***** INPUT ROWS *****

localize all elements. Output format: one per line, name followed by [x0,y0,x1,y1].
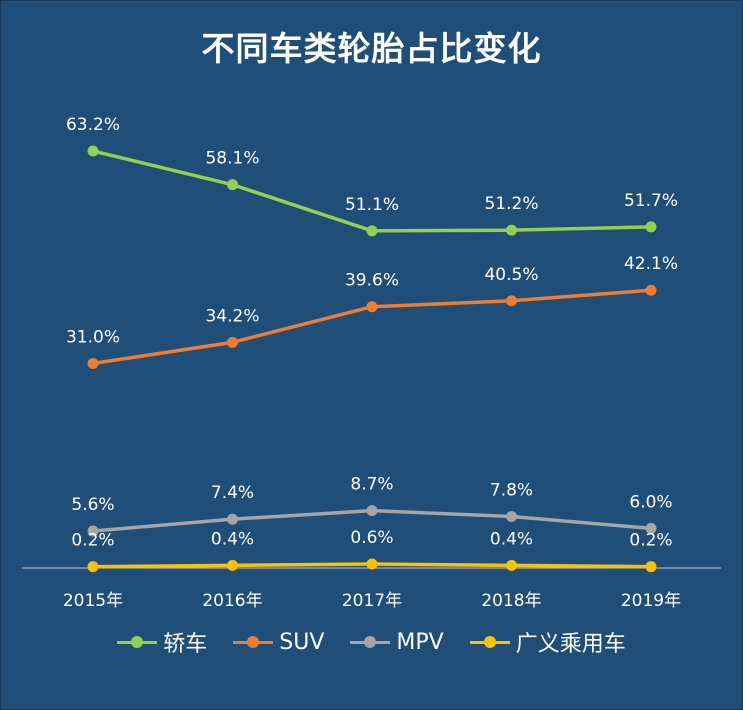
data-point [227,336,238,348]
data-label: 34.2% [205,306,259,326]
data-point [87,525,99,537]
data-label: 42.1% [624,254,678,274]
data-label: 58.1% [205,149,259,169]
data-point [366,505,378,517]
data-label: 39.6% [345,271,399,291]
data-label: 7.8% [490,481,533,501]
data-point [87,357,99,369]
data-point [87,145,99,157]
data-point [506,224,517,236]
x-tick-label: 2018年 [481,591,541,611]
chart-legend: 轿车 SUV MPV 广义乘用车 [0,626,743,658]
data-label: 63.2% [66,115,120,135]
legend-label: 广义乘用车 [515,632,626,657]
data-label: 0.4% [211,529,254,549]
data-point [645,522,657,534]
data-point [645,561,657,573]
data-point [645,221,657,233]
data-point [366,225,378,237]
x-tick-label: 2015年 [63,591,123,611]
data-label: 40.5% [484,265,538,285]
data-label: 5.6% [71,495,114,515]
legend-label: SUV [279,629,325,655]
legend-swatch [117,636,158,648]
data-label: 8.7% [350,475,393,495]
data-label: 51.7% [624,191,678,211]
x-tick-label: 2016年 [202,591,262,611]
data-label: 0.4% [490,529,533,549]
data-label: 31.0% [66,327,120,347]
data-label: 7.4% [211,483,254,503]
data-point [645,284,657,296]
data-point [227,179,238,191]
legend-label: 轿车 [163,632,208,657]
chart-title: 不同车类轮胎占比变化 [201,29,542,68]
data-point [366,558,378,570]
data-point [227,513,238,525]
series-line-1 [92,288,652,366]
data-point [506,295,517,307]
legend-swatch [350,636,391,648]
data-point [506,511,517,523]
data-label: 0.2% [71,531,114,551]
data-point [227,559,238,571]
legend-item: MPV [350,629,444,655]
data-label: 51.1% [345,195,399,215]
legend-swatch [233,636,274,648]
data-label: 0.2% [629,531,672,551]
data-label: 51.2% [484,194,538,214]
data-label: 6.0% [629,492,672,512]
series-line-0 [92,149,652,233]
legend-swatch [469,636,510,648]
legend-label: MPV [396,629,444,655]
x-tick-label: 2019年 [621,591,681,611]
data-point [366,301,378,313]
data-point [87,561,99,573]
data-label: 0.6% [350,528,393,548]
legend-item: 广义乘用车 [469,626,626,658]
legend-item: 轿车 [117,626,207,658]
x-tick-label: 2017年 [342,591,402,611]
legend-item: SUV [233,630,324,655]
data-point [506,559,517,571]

*****
***** INPUT ROWS *****

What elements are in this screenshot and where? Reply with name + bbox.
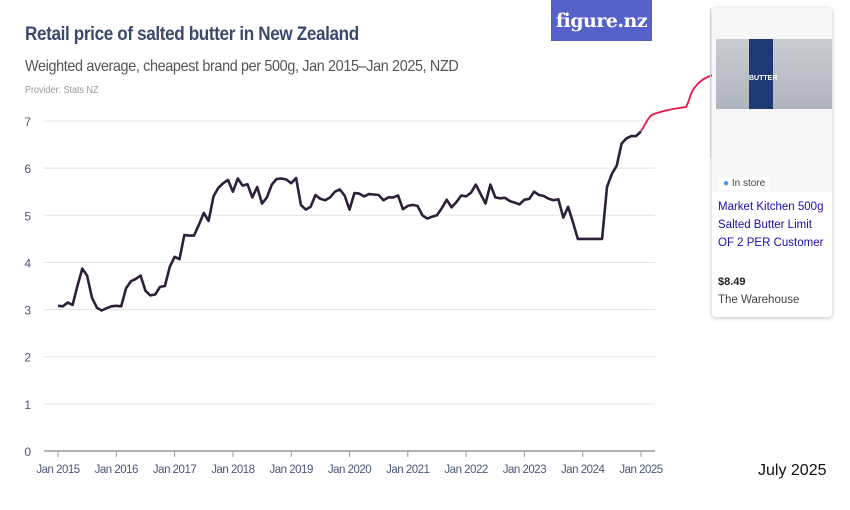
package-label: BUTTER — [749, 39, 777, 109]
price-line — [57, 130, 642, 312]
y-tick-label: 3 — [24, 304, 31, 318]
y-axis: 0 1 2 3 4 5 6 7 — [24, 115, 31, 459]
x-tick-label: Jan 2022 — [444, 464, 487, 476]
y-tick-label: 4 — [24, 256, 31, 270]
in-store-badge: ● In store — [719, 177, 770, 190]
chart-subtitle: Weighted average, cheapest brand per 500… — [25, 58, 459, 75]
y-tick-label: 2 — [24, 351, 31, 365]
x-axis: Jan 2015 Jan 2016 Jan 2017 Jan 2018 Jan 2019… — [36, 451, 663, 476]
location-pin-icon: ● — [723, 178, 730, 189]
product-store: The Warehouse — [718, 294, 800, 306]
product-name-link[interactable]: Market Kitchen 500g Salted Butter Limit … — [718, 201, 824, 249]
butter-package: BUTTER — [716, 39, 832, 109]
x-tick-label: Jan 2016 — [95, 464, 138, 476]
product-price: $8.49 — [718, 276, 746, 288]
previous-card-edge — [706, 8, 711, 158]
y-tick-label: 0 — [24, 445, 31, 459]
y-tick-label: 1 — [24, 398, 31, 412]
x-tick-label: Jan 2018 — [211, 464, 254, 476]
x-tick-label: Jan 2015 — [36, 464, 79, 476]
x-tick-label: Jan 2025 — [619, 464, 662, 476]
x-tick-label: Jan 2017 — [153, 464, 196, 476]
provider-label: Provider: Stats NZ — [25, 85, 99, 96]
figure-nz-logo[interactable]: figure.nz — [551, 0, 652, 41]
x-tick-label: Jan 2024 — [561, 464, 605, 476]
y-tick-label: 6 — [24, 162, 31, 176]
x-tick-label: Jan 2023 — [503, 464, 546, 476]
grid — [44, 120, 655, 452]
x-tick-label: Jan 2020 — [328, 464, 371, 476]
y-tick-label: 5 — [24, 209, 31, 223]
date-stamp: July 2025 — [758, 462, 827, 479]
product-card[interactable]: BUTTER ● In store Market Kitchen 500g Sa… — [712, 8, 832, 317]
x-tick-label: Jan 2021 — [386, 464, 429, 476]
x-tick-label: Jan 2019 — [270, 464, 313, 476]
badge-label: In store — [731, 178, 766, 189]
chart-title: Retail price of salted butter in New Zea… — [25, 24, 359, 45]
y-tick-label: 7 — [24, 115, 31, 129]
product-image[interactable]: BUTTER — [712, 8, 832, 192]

*****
***** INPUT ROWS *****

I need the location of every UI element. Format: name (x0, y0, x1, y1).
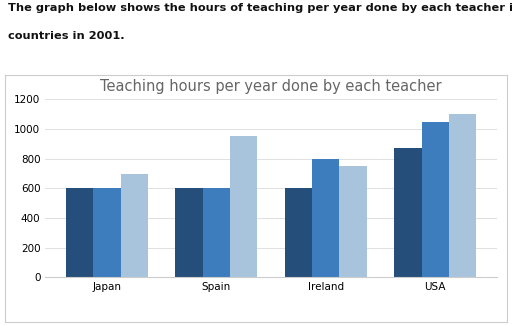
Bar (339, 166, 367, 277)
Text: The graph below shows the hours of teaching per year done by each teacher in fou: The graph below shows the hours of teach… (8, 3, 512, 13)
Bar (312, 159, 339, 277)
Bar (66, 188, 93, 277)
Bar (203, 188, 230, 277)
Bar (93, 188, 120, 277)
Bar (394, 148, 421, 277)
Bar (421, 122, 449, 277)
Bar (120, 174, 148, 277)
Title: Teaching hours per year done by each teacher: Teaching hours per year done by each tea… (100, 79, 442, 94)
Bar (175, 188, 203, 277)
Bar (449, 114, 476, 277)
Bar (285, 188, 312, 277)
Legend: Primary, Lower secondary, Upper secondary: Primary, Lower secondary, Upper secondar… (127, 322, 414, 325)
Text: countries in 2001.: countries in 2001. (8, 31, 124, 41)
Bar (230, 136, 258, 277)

*****

**EXERCISE AIM:**
Return the rows beginning with the line containing "data-point [227,336,238,348]" and ending after the line containing "x-tick-label: 2018年 [481,591,541,611]", copied character for character.

**TASK RESULT:**
data-point [227,336,238,348]
data-label: 34.2% [205,306,259,326]
data-point [87,525,99,537]
data-label: 42.1% [624,254,678,274]
data-label: 58.1% [205,149,259,169]
data-point [366,505,378,517]
data-label: 39.6% [345,271,399,291]
data-label: 7.8% [490,481,533,501]
data-point [87,357,99,369]
data-point [87,145,99,157]
data-point [506,224,517,236]
x-tick-label: 2018年 [481,591,541,611]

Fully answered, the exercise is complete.